- **WHAT IS BEING ASKED**: Take every line where the string "true" appears and copy it.
** Start **
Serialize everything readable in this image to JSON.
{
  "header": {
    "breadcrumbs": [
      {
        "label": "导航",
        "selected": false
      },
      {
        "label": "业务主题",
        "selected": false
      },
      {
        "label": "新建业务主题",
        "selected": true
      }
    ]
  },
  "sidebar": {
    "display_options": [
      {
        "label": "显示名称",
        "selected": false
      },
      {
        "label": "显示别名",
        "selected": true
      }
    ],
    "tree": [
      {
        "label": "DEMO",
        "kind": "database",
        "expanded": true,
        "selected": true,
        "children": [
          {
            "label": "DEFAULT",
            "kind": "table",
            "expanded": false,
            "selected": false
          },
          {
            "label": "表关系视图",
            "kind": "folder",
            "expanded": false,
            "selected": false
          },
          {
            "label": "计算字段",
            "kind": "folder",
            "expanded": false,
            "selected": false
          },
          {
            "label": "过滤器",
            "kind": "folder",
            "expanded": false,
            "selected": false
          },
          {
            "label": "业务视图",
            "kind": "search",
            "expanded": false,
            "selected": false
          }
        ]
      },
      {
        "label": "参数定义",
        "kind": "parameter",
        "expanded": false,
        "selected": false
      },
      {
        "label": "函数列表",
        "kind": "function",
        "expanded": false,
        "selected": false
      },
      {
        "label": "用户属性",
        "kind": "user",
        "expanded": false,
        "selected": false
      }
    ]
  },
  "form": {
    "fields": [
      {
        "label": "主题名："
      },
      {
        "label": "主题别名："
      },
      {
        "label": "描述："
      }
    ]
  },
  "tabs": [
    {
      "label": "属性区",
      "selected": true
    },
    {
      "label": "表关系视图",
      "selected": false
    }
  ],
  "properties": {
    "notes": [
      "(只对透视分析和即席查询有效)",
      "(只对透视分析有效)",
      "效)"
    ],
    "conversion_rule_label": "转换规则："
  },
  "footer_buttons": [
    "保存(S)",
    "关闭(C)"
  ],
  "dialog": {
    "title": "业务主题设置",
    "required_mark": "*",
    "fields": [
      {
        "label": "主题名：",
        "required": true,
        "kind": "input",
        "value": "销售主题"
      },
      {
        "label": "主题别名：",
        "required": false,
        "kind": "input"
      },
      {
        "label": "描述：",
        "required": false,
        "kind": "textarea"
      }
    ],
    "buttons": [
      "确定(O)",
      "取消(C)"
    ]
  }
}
** End **
- **OUTPUT OF THE EXERCISE**:
        "selected": true
        "selected": true
        "expanded": true,
        "selected": true,
      "selected": true
        "required": true,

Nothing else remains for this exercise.